# [Problem description]
Make an exact copy of the entries below with the pictures removed.

# [Data records]
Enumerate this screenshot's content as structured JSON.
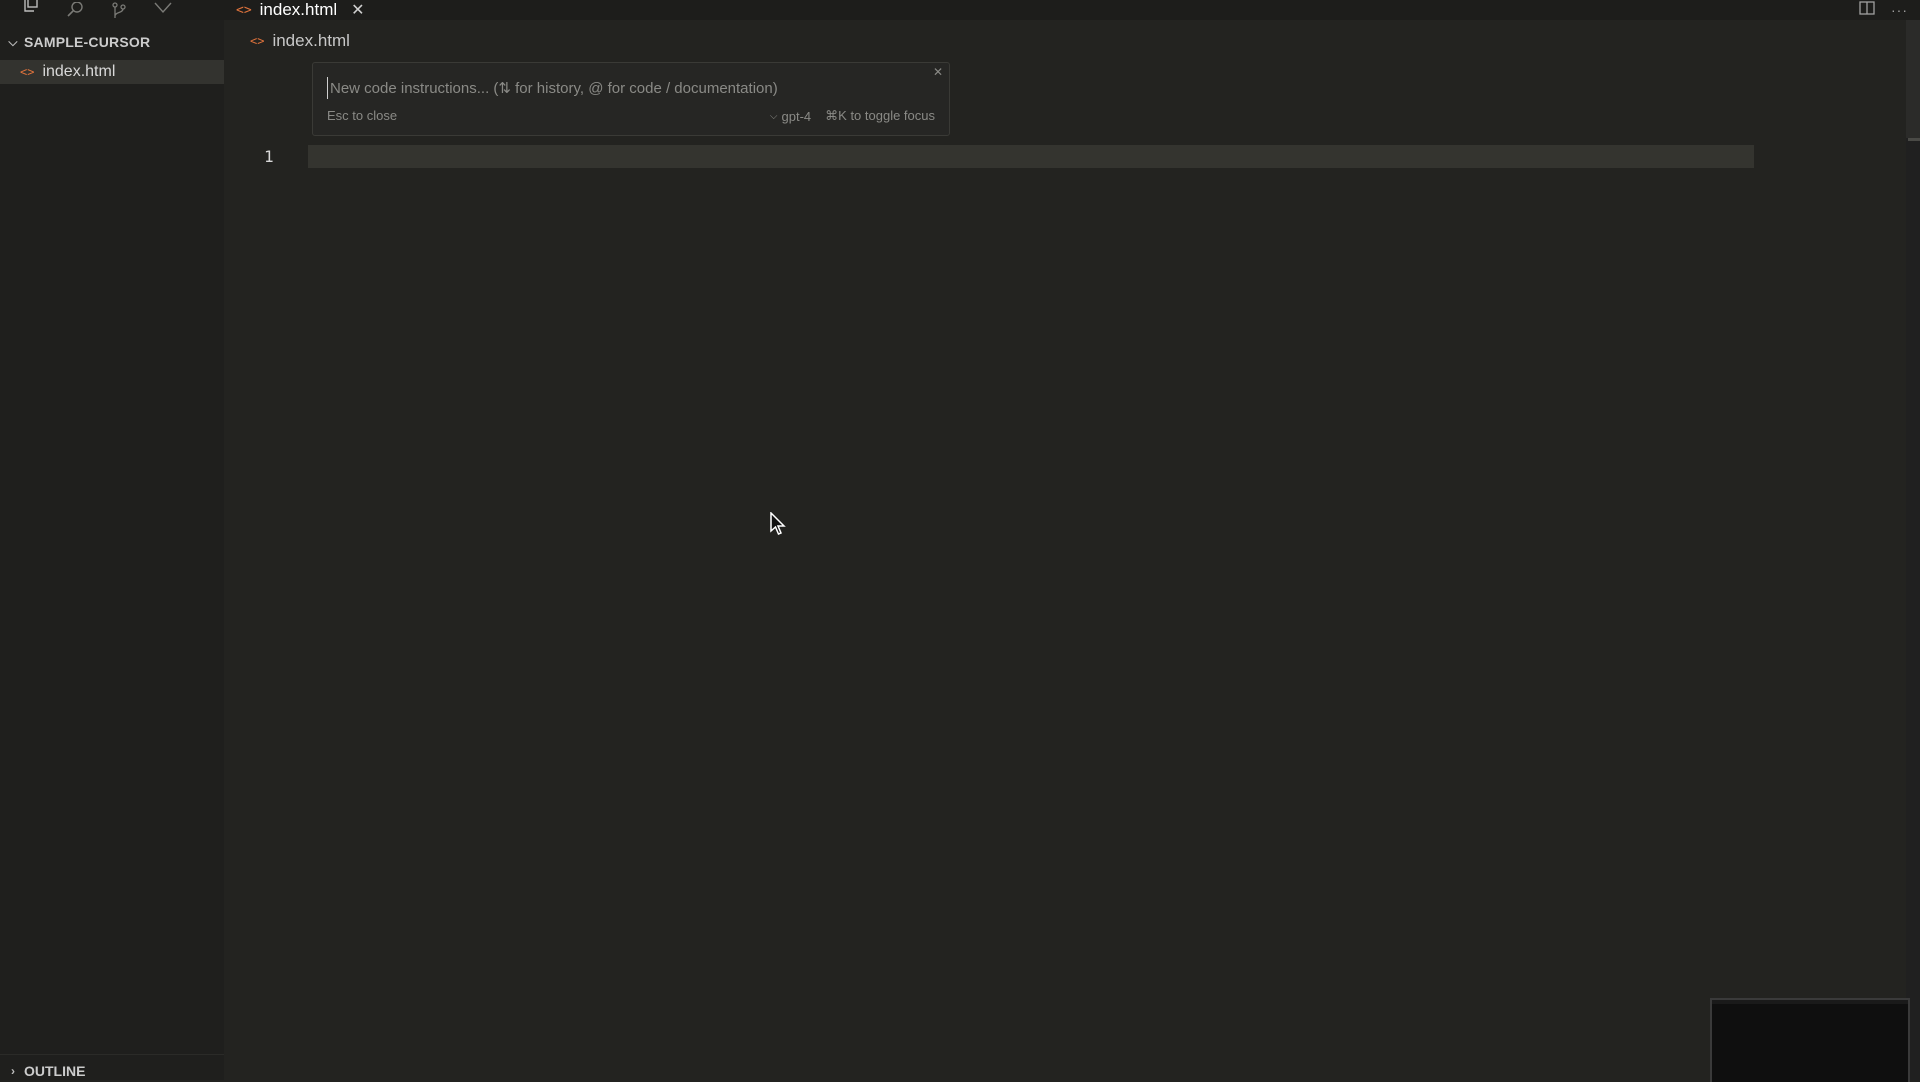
{
  "app": {
    "activity_icons": [
      "files-icon",
      "search-icon",
      "source-control-icon",
      "extensions-icon"
    ]
  },
  "tabs": [
    {
      "label": "index.html",
      "icon": "html-icon",
      "active": true
    }
  ],
  "explorer": {
    "title": "SAMPLE-CURSOR",
    "files": [
      {
        "name": "index.html",
        "icon": "html-icon",
        "selected": true
      }
    ],
    "outline_label": "OUTLINE"
  },
  "editor": {
    "breadcrumb": "index.html",
    "line_numbers": [
      "1"
    ],
    "prompt": {
      "placeholder": "New code instructions... (⇅ for history, @ for code / documentation)",
      "esc_hint": "Esc to close",
      "model": "gpt-4",
      "toggle_hint": "⌘K to toggle focus"
    }
  },
  "colors": {
    "background": "#232320",
    "sidebar": "#1f1f1d",
    "html_icon": "#e0733c",
    "current_line": "#34342f"
  }
}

# [Answer to this exercise]
Enumerate this screenshot's content as structured JSON.
{
  "app": {
    "activity_icons": [
      "files-icon",
      "search-icon",
      "source-control-icon",
      "extensions-icon"
    ]
  },
  "tabs": [
    {
      "label": "index.html",
      "icon": "html-icon",
      "active": true
    }
  ],
  "explorer": {
    "title": "SAMPLE-CURSOR",
    "files": [
      {
        "name": "index.html",
        "icon": "html-icon",
        "selected": true
      }
    ],
    "outline_label": "OUTLINE"
  },
  "editor": {
    "breadcrumb": "index.html",
    "line_numbers": [
      "1"
    ],
    "prompt": {
      "placeholder": "New code instructions... (⇅ for history, @ for code / documentation)",
      "esc_hint": "Esc to close",
      "model": "gpt-4",
      "toggle_hint": "⌘K to toggle focus"
    }
  },
  "colors": {
    "background": "#232320",
    "sidebar": "#1f1f1d",
    "html_icon": "#e0733c",
    "current_line": "#34342f"
  }
}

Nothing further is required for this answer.